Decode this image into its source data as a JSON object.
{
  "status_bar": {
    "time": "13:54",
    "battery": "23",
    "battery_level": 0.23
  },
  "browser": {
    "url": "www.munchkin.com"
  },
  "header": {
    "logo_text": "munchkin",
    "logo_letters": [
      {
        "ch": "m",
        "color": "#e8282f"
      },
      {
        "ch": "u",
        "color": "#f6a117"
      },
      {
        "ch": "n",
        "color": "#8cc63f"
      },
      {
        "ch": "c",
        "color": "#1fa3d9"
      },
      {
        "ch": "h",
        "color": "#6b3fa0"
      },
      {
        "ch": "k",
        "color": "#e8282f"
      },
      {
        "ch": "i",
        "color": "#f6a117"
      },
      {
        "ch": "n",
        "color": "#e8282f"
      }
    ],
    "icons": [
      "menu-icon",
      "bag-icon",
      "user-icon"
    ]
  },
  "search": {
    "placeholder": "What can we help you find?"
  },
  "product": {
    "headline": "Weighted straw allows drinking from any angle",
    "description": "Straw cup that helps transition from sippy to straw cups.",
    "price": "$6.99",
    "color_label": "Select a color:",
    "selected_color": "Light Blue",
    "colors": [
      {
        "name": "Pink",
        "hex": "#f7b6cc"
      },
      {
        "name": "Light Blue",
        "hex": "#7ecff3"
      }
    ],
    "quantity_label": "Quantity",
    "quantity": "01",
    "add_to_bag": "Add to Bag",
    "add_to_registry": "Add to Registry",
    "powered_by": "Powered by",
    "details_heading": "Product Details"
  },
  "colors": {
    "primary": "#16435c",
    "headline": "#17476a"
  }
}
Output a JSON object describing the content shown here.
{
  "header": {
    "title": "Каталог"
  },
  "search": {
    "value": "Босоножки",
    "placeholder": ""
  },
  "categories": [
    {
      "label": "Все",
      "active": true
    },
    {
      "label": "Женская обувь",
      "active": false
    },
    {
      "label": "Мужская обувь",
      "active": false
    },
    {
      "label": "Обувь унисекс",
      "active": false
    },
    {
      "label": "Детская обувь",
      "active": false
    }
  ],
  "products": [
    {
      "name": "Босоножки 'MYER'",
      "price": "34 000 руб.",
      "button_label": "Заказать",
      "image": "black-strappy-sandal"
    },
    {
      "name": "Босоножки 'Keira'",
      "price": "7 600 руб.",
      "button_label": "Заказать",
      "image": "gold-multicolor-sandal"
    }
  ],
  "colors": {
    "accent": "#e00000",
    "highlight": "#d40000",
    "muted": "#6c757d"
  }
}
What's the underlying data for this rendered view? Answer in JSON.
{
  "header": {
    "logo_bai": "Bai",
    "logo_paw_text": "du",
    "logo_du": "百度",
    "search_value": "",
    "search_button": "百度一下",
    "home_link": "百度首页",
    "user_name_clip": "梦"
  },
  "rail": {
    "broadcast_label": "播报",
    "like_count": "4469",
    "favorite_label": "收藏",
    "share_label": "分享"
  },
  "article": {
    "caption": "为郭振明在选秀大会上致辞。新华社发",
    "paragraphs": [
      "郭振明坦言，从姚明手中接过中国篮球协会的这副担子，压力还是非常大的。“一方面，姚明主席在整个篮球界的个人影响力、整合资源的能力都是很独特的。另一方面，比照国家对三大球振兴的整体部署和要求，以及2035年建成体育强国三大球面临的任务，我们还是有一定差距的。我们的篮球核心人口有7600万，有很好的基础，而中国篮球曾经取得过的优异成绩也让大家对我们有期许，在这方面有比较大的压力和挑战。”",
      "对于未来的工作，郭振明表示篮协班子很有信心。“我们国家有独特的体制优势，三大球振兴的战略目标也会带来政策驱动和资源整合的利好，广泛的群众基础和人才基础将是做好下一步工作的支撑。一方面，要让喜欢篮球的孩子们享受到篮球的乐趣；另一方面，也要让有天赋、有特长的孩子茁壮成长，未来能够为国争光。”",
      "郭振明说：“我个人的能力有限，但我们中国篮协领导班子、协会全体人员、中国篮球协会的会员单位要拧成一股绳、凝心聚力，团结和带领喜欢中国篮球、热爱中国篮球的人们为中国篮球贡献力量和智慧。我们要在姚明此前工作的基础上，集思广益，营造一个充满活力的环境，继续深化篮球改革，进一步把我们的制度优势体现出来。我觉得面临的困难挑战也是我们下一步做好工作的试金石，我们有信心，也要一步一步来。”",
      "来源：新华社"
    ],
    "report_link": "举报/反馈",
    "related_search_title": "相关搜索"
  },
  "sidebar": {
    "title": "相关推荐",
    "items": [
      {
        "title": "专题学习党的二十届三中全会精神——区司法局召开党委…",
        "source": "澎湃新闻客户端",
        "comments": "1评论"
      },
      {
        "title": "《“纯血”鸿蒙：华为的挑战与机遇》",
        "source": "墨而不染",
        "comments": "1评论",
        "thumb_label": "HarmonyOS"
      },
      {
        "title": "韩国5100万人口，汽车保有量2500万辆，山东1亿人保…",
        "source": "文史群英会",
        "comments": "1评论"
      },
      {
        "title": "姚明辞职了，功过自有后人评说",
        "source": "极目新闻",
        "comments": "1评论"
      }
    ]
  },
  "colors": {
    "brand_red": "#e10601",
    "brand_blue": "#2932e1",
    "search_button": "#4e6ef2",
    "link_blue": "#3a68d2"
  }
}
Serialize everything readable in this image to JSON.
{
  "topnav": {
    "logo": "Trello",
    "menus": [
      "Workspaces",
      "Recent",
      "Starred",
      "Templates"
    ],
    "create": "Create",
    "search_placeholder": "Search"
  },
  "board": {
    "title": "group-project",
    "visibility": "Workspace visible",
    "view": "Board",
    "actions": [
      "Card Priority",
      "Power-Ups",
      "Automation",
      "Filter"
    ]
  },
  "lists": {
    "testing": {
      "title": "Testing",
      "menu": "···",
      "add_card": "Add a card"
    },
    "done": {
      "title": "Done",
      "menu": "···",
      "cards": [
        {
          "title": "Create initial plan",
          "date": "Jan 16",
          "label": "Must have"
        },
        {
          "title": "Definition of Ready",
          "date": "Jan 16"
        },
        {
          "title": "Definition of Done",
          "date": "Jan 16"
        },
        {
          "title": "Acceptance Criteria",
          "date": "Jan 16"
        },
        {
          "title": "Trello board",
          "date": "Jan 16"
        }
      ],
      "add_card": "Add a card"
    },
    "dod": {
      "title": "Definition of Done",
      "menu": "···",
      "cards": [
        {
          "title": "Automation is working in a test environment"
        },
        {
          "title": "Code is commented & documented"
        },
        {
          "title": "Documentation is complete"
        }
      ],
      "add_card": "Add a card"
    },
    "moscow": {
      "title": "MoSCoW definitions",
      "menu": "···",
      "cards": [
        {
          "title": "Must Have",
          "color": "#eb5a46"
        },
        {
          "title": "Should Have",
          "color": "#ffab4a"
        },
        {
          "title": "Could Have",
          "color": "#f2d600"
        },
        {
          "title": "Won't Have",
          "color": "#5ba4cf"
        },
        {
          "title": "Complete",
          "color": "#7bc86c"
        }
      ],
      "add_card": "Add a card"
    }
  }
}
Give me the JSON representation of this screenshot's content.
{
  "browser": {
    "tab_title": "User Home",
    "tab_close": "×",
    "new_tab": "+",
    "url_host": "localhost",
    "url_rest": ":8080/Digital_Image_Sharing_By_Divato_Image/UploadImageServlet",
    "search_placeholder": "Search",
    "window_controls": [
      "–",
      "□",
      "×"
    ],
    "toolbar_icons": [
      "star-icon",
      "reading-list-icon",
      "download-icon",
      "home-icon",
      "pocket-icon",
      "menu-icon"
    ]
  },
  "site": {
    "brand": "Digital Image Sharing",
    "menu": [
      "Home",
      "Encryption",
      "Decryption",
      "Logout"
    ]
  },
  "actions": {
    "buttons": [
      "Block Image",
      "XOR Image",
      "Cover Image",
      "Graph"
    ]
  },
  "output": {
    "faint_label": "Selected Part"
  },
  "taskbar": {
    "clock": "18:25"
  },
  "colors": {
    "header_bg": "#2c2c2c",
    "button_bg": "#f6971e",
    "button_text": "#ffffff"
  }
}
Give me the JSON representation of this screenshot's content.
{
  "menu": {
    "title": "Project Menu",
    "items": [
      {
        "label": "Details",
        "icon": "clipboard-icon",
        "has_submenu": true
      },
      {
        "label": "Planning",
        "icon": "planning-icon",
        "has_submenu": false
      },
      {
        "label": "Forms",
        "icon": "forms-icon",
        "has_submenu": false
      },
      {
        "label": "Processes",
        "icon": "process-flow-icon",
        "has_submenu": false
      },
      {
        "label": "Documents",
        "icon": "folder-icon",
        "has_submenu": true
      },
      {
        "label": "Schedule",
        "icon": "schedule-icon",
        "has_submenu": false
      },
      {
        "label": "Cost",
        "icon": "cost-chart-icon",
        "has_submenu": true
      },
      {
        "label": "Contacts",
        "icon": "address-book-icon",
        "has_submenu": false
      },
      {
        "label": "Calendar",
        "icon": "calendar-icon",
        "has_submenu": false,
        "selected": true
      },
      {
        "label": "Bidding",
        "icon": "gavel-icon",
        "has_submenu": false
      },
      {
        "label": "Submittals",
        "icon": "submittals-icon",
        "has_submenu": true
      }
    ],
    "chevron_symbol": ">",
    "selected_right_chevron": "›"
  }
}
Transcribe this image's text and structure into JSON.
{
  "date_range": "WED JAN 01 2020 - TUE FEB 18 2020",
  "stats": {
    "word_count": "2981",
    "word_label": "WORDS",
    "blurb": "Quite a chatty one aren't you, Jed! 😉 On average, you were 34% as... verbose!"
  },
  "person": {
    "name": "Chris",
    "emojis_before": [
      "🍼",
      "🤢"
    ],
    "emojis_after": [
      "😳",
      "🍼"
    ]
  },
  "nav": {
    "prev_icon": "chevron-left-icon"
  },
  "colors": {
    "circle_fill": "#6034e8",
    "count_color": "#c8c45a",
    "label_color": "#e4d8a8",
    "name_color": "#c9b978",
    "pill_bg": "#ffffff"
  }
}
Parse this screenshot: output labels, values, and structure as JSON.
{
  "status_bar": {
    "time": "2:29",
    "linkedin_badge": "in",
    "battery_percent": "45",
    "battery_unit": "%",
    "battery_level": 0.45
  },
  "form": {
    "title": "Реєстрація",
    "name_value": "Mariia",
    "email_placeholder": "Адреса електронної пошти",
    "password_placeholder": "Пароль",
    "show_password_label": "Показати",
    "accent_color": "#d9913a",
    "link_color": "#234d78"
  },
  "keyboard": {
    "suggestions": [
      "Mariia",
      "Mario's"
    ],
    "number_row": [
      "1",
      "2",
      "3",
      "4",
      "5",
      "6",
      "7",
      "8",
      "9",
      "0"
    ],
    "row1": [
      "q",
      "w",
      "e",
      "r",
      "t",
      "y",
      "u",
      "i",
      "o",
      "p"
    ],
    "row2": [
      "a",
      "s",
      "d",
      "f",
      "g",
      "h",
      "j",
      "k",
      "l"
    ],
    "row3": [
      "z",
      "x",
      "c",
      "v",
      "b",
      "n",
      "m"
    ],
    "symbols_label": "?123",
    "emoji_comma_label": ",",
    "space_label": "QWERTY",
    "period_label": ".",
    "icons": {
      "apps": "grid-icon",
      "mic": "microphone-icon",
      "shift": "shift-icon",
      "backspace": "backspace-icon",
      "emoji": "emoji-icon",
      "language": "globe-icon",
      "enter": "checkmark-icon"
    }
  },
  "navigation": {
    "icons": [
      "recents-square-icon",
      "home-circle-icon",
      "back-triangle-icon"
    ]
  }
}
____
## What is expected
Select every line in the records above that contains the word "into".

## In response
Decode this image into its source data as a JSON object.
Transcribe this image's text and structure into JSON.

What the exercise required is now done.